Collected data entries:
* BEGIN *

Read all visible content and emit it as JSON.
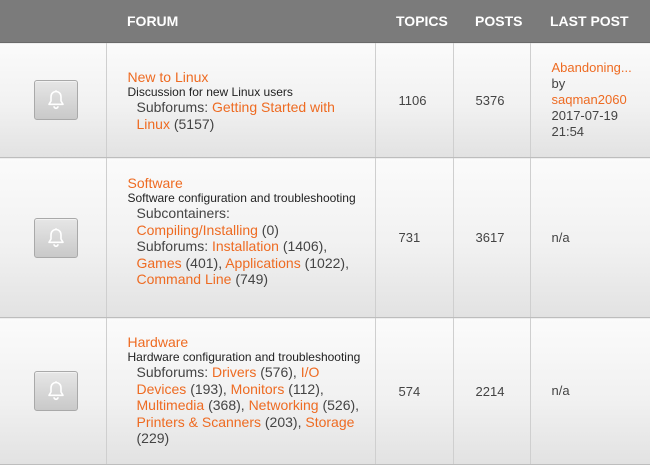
{
  "header": {
    "forum": "FORUM",
    "topics": "TOPICS",
    "posts": "POSTS",
    "last_post": "LAST POST"
  },
  "icons": {
    "forum_icon": "bell-icon"
  },
  "colors": {
    "link": "#ee6b22",
    "header_bg": "#7b7b7b"
  },
  "forums": [
    {
      "title": "New to Linux",
      "description": "Discussion for new Linux users",
      "subforums_label": "Subforums:",
      "subforums": [
        {
          "name": "Getting Started with Linux",
          "count": "(5157)"
        }
      ],
      "topics": "1106",
      "posts": "5376",
      "last_post": {
        "title": "Abandoning...",
        "by": "by",
        "user": "saqman2060",
        "date": "2017-07-19",
        "time": "21:54"
      }
    },
    {
      "title": "Software",
      "description": "Software configuration and troubleshooting",
      "subcontainers_label": "Subcontainers:",
      "subcontainers": [
        {
          "name": "Compiling/Installing",
          "count": "(0)"
        }
      ],
      "subforums_label": "Subforums:",
      "subforums": [
        {
          "name": "Installation",
          "count": "(1406),"
        },
        {
          "name": "Games",
          "count": "(401),"
        },
        {
          "name": "Applications",
          "count": "(1022),"
        },
        {
          "name": "Command Line",
          "count": "(749)"
        }
      ],
      "topics": "731",
      "posts": "3617",
      "last_post": {
        "text": "n/a"
      }
    },
    {
      "title": "Hardware",
      "description": "Hardware configuration and troubleshooting",
      "subforums_label": "Subforums:",
      "subforums": [
        {
          "name": "Drivers",
          "count": "(576),"
        },
        {
          "name": "I/O Devices",
          "count": "(193),"
        },
        {
          "name": "Monitors",
          "count": "(112),"
        },
        {
          "name": "Multimedia",
          "count": "(368),"
        },
        {
          "name": "Networking",
          "count": "(526),"
        },
        {
          "name": "Printers & Scanners",
          "count": "(203),"
        },
        {
          "name": "Storage",
          "count": "(229)"
        }
      ],
      "topics": "574",
      "posts": "2214",
      "last_post": {
        "text": "n/a"
      }
    }
  ]
}
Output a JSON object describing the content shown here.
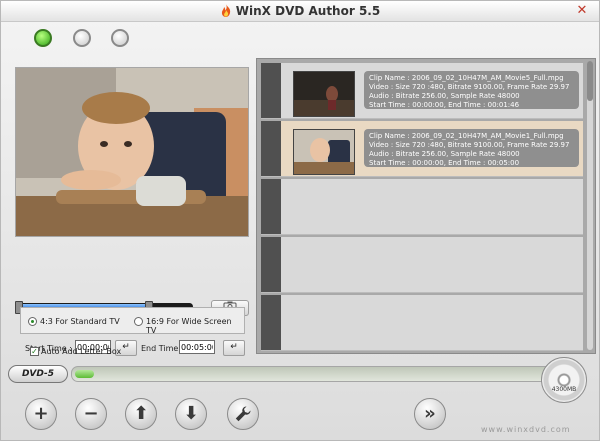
{
  "window": {
    "title": "WinX DVD Author 5.5",
    "close_glyph": "✕"
  },
  "icons": {
    "app_flame": "flame-icon",
    "status_lights": [
      "status-light-active",
      "status-light-idle",
      "status-light-idle"
    ],
    "snapshot": "camera-icon",
    "enter": "↵",
    "add": "+",
    "remove": "−",
    "up": "⬆",
    "down": "⬇",
    "settings": "wrench-icon",
    "next": "»"
  },
  "preview": {
    "seek_fraction": 0.75
  },
  "trim": {
    "start_label": "Start Time :",
    "start_value": "00:00:00",
    "end_label": "End Time :",
    "end_value": "00:05:00"
  },
  "aspect": {
    "option_43": "4:3 For Standard TV",
    "option_169": "16:9 For Wide Screen TV",
    "selected": "4:3"
  },
  "letterbox": {
    "label": "Auto Add Letter Box",
    "checked": true
  },
  "clips": [
    {
      "clip_name": "Clip Name : 2006_09_02_10H47M_AM_Movie5_Full.mpg",
      "video": "Video : Size 720 :480, Bitrate 9100.00, Frame Rate 29.97",
      "audio": "Audio : Bitrate 256.00, Sample Rate 48000",
      "time": "Start Time : 00:00:00, End Time : 00:01:46",
      "selected": false
    },
    {
      "clip_name": "Clip Name : 2006_09_02_10H47M_AM_Movie1_Full.mpg",
      "video": "Video : Size 720 :480, Bitrate 9100.00, Frame Rate 29.97",
      "audio": "Audio : Bitrate 256.00, Sample Rate 48000",
      "time": "Start Time : 00:00:00, End Time : 00:05:00",
      "selected": true
    }
  ],
  "disc": {
    "format": "DVD-5",
    "capacity": "4300MB",
    "used_fraction": 0.04
  },
  "watermark": "www.winxdvd.com",
  "colors": {
    "accent_green": "#2fa315",
    "progress_blue": "#2a74d9"
  }
}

* END *

Keep the pictures out and write out the records exactly.

Answer for this exercise:
Read all visible content and emit it as JSON.
{
  "header": {
    "forum": "FORUM",
    "topics": "TOPICS",
    "posts": "POSTS",
    "last_post": "LAST POST"
  },
  "icons": {
    "forum_icon": "bell-icon"
  },
  "colors": {
    "link": "#ee6b22",
    "header_bg": "#7b7b7b"
  },
  "forums": [
    {
      "title": "New to Linux",
      "description": "Discussion for new Linux users",
      "subforums_label": "Subforums:",
      "subforums": [
        {
          "name": "Getting Started with Linux",
          "count": "(5157)"
        }
      ],
      "topics": "1106",
      "posts": "5376",
      "last_post": {
        "title": "Abandoning...",
        "by": "by",
        "user": "saqman2060",
        "date": "2017-07-19",
        "time": "21:54"
      }
    },
    {
      "title": "Software",
      "description": "Software configuration and troubleshooting",
      "subcontainers_label": "Subcontainers:",
      "subcontainers": [
        {
          "name": "Compiling/Installing",
          "count": "(0)"
        }
      ],
      "subforums_label": "Subforums:",
      "subforums": [
        {
          "name": "Installation",
          "count": "(1406),"
        },
        {
          "name": "Games",
          "count": "(401),"
        },
        {
          "name": "Applications",
          "count": "(1022),"
        },
        {
          "name": "Command Line",
          "count": "(749)"
        }
      ],
      "topics": "731",
      "posts": "3617",
      "last_post": {
        "text": "n/a"
      }
    },
    {
      "title": "Hardware",
      "description": "Hardware configuration and troubleshooting",
      "subforums_label": "Subforums:",
      "subforums": [
        {
          "name": "Drivers",
          "count": "(576),"
        },
        {
          "name": "I/O Devices",
          "count": "(193),"
        },
        {
          "name": "Monitors",
          "count": "(112),"
        },
        {
          "name": "Multimedia",
          "count": "(368),"
        },
        {
          "name": "Networking",
          "count": "(526),"
        },
        {
          "name": "Printers & Scanners",
          "count": "(203),"
        },
        {
          "name": "Storage",
          "count": "(229)"
        }
      ],
      "topics": "574",
      "posts": "2214",
      "last_post": {
        "text": "n/a"
      }
    }
  ]
}
Output a JSON object describing the content shown here.
{
  "window": {
    "title": "WinX DVD Author 5.5",
    "close_glyph": "✕"
  },
  "icons": {
    "app_flame": "flame-icon",
    "status_lights": [
      "status-light-active",
      "status-light-idle",
      "status-light-idle"
    ],
    "snapshot": "camera-icon",
    "enter": "↵",
    "add": "+",
    "remove": "−",
    "up": "⬆",
    "down": "⬇",
    "settings": "wrench-icon",
    "next": "»"
  },
  "preview": {
    "seek_fraction": 0.75
  },
  "trim": {
    "start_label": "Start Time :",
    "start_value": "00:00:00",
    "end_label": "End Time :",
    "end_value": "00:05:00"
  },
  "aspect": {
    "option_43": "4:3 For Standard TV",
    "option_169": "16:9 For Wide Screen TV",
    "selected": "4:3"
  },
  "letterbox": {
    "label": "Auto Add Letter Box",
    "checked": true
  },
  "clips": [
    {
      "clip_name": "Clip Name : 2006_09_02_10H47M_AM_Movie5_Full.mpg",
      "video": "Video : Size 720 :480, Bitrate 9100.00, Frame Rate 29.97",
      "audio": "Audio : Bitrate 256.00, Sample Rate 48000",
      "time": "Start Time : 00:00:00, End Time : 00:01:46",
      "selected": false
    },
    {
      "clip_name": "Clip Name : 2006_09_02_10H47M_AM_Movie1_Full.mpg",
      "video": "Video : Size 720 :480, Bitrate 9100.00, Frame Rate 29.97",
      "audio": "Audio : Bitrate 256.00, Sample Rate 48000",
      "time": "Start Time : 00:00:00, End Time : 00:05:00",
      "selected": true
    }
  ],
  "disc": {
    "format": "DVD-5",
    "capacity": "4300MB",
    "used_fraction": 0.04
  },
  "watermark": "www.winxdvd.com",
  "colors": {
    "accent_green": "#2fa315",
    "progress_blue": "#2a74d9"
  }
}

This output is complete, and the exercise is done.